** What is required **
Find and return each line containing "this".

** Raw data **
* begin *
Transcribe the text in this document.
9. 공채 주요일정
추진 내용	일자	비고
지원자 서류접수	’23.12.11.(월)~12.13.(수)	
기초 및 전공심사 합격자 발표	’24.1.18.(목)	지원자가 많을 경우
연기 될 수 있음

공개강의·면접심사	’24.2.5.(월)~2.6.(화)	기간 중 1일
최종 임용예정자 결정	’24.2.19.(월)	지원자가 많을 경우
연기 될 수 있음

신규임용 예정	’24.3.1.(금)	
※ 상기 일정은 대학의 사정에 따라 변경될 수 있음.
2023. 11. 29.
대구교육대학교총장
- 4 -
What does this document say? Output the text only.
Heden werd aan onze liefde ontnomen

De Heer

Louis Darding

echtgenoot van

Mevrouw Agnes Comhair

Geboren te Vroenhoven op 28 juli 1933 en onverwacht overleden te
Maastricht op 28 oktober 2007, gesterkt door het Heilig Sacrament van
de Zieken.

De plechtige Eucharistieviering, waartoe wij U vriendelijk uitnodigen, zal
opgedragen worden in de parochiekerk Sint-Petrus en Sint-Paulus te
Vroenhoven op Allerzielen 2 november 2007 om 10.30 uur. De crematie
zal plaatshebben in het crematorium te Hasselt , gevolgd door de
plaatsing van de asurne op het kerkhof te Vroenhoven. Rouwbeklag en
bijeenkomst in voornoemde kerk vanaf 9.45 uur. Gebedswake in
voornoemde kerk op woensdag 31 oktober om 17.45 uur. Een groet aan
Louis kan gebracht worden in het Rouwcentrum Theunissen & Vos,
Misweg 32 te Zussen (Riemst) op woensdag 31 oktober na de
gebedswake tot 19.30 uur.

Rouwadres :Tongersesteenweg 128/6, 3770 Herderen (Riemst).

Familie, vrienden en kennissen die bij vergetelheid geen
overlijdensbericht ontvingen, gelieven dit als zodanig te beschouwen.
* end *
** Task answer **
Transcribe the text in this document.
What does this document say? Output the text only.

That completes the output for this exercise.